- [Data shown]:
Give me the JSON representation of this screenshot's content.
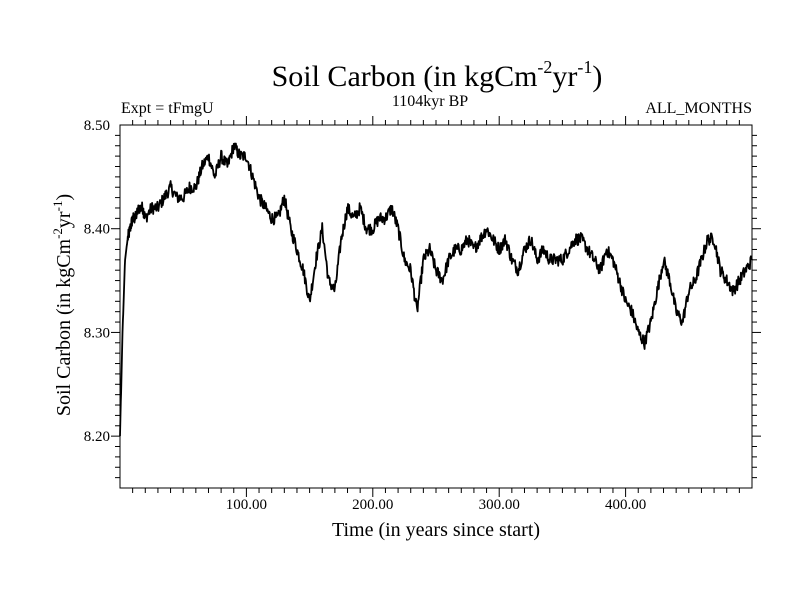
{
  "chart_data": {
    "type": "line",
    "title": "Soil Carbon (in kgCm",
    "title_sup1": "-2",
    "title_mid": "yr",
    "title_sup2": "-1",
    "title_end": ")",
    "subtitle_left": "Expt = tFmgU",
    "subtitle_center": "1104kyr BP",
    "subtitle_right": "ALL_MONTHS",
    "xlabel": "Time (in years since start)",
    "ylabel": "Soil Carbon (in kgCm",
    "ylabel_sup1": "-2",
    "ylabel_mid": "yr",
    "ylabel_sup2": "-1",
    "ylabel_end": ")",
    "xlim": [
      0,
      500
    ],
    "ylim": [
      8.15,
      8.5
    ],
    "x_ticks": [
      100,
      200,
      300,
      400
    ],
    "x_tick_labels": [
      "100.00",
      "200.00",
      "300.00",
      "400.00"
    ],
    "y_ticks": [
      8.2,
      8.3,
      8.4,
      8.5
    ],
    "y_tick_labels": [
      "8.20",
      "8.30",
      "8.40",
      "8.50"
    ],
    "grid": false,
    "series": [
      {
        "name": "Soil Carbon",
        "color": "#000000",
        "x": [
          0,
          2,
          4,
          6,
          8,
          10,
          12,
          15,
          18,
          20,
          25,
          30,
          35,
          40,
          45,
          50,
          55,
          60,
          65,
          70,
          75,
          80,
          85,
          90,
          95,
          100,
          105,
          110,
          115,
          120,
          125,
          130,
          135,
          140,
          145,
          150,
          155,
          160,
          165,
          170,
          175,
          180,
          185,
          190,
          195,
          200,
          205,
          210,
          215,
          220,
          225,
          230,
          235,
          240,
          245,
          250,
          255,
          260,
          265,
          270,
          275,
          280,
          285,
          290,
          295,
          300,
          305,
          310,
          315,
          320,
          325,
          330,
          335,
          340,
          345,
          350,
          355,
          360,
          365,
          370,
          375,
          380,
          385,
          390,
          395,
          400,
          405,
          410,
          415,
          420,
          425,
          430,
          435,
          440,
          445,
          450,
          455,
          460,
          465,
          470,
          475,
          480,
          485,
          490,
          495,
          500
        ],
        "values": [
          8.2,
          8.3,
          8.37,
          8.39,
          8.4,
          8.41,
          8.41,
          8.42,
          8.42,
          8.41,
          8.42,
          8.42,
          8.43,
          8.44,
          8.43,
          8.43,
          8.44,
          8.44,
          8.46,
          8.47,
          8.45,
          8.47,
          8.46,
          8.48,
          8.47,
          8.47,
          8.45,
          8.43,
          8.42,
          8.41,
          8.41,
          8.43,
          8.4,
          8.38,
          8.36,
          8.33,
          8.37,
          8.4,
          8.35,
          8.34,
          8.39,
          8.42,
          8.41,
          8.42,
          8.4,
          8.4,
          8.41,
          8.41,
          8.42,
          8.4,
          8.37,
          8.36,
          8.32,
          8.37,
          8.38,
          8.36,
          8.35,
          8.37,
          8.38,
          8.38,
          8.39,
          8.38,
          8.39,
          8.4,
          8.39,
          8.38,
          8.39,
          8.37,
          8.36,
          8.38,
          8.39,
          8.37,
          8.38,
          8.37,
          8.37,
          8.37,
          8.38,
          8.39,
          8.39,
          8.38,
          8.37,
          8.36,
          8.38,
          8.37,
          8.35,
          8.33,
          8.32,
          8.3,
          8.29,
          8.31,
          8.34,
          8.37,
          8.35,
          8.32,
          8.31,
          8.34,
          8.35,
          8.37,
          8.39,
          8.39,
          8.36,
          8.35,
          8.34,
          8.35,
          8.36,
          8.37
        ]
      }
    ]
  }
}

- [Exercise directions]:
Print each of the records above exactly as written, leaving no picture in the copy.

- [Result of this task]:
Give me the JSON representation of this screenshot's content.
{
  "chart_data": {
    "type": "line",
    "title": "Soil Carbon (in kgCm",
    "title_sup1": "-2",
    "title_mid": "yr",
    "title_sup2": "-1",
    "title_end": ")",
    "subtitle_left": "Expt = tFmgU",
    "subtitle_center": "1104kyr BP",
    "subtitle_right": "ALL_MONTHS",
    "xlabel": "Time (in years since start)",
    "ylabel": "Soil Carbon (in kgCm",
    "ylabel_sup1": "-2",
    "ylabel_mid": "yr",
    "ylabel_sup2": "-1",
    "ylabel_end": ")",
    "xlim": [
      0,
      500
    ],
    "ylim": [
      8.15,
      8.5
    ],
    "x_ticks": [
      100,
      200,
      300,
      400
    ],
    "x_tick_labels": [
      "100.00",
      "200.00",
      "300.00",
      "400.00"
    ],
    "y_ticks": [
      8.2,
      8.3,
      8.4,
      8.5
    ],
    "y_tick_labels": [
      "8.20",
      "8.30",
      "8.40",
      "8.50"
    ],
    "grid": false,
    "series": [
      {
        "name": "Soil Carbon",
        "color": "#000000",
        "x": [
          0,
          2,
          4,
          6,
          8,
          10,
          12,
          15,
          18,
          20,
          25,
          30,
          35,
          40,
          45,
          50,
          55,
          60,
          65,
          70,
          75,
          80,
          85,
          90,
          95,
          100,
          105,
          110,
          115,
          120,
          125,
          130,
          135,
          140,
          145,
          150,
          155,
          160,
          165,
          170,
          175,
          180,
          185,
          190,
          195,
          200,
          205,
          210,
          215,
          220,
          225,
          230,
          235,
          240,
          245,
          250,
          255,
          260,
          265,
          270,
          275,
          280,
          285,
          290,
          295,
          300,
          305,
          310,
          315,
          320,
          325,
          330,
          335,
          340,
          345,
          350,
          355,
          360,
          365,
          370,
          375,
          380,
          385,
          390,
          395,
          400,
          405,
          410,
          415,
          420,
          425,
          430,
          435,
          440,
          445,
          450,
          455,
          460,
          465,
          470,
          475,
          480,
          485,
          490,
          495,
          500
        ],
        "values": [
          8.2,
          8.3,
          8.37,
          8.39,
          8.4,
          8.41,
          8.41,
          8.42,
          8.42,
          8.41,
          8.42,
          8.42,
          8.43,
          8.44,
          8.43,
          8.43,
          8.44,
          8.44,
          8.46,
          8.47,
          8.45,
          8.47,
          8.46,
          8.48,
          8.47,
          8.47,
          8.45,
          8.43,
          8.42,
          8.41,
          8.41,
          8.43,
          8.4,
          8.38,
          8.36,
          8.33,
          8.37,
          8.4,
          8.35,
          8.34,
          8.39,
          8.42,
          8.41,
          8.42,
          8.4,
          8.4,
          8.41,
          8.41,
          8.42,
          8.4,
          8.37,
          8.36,
          8.32,
          8.37,
          8.38,
          8.36,
          8.35,
          8.37,
          8.38,
          8.38,
          8.39,
          8.38,
          8.39,
          8.4,
          8.39,
          8.38,
          8.39,
          8.37,
          8.36,
          8.38,
          8.39,
          8.37,
          8.38,
          8.37,
          8.37,
          8.37,
          8.38,
          8.39,
          8.39,
          8.38,
          8.37,
          8.36,
          8.38,
          8.37,
          8.35,
          8.33,
          8.32,
          8.3,
          8.29,
          8.31,
          8.34,
          8.37,
          8.35,
          8.32,
          8.31,
          8.34,
          8.35,
          8.37,
          8.39,
          8.39,
          8.36,
          8.35,
          8.34,
          8.35,
          8.36,
          8.37
        ]
      }
    ]
  }
}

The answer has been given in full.